__WHAT YOU SHOULD DO__
In the listing below, find every line with the string "number" and pull it out.

BEGIN RECORDS FOR PROCESSING

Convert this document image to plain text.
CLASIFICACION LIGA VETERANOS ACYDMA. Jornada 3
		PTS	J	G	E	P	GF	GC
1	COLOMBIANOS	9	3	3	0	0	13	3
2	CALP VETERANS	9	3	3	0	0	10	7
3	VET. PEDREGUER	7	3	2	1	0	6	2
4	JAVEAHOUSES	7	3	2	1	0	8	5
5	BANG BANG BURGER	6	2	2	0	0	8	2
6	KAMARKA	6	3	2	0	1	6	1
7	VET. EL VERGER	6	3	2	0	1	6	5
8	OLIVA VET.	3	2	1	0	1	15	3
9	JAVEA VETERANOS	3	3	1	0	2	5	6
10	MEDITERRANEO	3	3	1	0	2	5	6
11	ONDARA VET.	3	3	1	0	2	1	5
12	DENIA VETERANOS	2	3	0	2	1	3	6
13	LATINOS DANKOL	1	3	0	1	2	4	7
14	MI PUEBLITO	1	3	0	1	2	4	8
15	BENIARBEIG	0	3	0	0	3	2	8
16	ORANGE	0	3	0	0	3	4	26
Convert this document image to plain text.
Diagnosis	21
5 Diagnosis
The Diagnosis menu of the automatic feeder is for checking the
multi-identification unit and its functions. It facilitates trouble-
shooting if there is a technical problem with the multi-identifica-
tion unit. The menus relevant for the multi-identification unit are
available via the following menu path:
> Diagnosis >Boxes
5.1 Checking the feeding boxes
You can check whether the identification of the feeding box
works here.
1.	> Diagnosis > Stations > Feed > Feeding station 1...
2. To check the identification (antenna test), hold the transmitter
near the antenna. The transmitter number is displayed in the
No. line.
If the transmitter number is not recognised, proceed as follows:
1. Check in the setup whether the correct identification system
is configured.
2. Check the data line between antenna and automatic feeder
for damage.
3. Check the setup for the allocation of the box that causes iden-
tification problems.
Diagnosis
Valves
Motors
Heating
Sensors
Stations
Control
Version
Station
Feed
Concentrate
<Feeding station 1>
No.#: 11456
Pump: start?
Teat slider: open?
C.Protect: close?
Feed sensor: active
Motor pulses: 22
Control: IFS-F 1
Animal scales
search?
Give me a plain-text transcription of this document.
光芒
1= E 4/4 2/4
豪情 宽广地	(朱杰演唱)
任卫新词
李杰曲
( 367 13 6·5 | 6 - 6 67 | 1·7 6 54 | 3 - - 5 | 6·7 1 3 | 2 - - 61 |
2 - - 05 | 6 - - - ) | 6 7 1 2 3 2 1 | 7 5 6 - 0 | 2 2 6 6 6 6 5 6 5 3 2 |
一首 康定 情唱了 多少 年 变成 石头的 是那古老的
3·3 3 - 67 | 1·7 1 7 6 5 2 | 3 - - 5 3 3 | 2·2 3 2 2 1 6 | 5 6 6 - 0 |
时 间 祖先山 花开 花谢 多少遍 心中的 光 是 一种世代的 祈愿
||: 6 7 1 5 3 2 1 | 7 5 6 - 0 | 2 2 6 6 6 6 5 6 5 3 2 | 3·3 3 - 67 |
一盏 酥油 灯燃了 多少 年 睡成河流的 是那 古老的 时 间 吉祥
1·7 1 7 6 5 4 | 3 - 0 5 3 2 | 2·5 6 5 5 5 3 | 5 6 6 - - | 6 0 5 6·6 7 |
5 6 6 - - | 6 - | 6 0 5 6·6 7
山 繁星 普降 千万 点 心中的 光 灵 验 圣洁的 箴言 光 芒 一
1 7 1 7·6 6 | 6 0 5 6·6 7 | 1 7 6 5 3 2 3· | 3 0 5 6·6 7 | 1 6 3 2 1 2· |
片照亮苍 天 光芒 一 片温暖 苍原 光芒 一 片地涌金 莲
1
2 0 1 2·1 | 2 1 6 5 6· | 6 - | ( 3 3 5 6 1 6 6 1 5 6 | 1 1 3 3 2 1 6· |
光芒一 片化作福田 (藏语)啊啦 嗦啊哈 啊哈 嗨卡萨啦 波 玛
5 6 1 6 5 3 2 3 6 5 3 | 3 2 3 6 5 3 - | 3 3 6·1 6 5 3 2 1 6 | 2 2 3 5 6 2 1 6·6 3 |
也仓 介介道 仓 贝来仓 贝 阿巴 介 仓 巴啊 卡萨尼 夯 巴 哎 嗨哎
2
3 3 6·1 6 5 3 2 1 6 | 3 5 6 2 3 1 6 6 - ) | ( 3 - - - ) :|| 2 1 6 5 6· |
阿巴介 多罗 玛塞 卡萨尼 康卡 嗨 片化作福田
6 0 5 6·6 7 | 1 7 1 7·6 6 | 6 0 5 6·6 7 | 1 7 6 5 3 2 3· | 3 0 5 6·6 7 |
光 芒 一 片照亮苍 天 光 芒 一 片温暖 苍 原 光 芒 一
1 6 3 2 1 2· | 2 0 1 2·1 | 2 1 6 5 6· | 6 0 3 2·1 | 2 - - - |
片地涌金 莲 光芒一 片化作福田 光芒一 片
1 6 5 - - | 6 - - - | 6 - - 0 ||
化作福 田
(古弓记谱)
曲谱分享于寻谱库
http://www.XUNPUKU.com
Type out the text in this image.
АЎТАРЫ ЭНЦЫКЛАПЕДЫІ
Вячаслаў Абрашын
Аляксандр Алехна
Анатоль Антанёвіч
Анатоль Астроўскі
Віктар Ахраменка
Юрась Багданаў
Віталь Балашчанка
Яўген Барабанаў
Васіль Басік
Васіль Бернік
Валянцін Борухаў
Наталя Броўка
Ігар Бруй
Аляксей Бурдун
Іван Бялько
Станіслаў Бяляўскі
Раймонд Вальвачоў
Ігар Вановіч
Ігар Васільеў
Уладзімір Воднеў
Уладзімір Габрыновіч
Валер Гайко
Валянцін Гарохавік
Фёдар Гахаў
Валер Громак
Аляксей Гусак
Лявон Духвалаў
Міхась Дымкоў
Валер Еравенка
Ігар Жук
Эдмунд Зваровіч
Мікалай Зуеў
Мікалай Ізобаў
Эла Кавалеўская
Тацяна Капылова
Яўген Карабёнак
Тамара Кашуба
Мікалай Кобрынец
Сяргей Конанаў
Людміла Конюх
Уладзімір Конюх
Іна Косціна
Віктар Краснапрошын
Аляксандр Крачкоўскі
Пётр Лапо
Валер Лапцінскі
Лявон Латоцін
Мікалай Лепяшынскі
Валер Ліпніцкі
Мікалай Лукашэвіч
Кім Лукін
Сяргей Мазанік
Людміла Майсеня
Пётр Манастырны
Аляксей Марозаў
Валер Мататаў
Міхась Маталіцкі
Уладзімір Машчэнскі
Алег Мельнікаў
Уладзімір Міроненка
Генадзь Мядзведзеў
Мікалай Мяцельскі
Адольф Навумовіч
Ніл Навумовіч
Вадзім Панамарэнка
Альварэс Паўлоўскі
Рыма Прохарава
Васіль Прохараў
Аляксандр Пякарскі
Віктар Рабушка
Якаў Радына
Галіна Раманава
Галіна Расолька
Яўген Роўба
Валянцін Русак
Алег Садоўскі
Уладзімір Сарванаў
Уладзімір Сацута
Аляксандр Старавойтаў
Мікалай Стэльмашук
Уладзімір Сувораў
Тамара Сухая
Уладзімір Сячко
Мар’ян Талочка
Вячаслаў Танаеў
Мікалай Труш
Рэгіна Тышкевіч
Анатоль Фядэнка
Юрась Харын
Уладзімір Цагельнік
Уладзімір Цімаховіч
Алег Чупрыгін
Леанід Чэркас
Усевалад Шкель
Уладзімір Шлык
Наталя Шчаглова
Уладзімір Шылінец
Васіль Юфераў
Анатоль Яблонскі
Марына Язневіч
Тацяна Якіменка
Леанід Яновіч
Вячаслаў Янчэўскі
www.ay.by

END RECORDS FOR PROCESSING

__WORKED ANSWER__
near the antenna. The transmitter number is displayed in the
If the transmitter number is not recognised, proceed as follows:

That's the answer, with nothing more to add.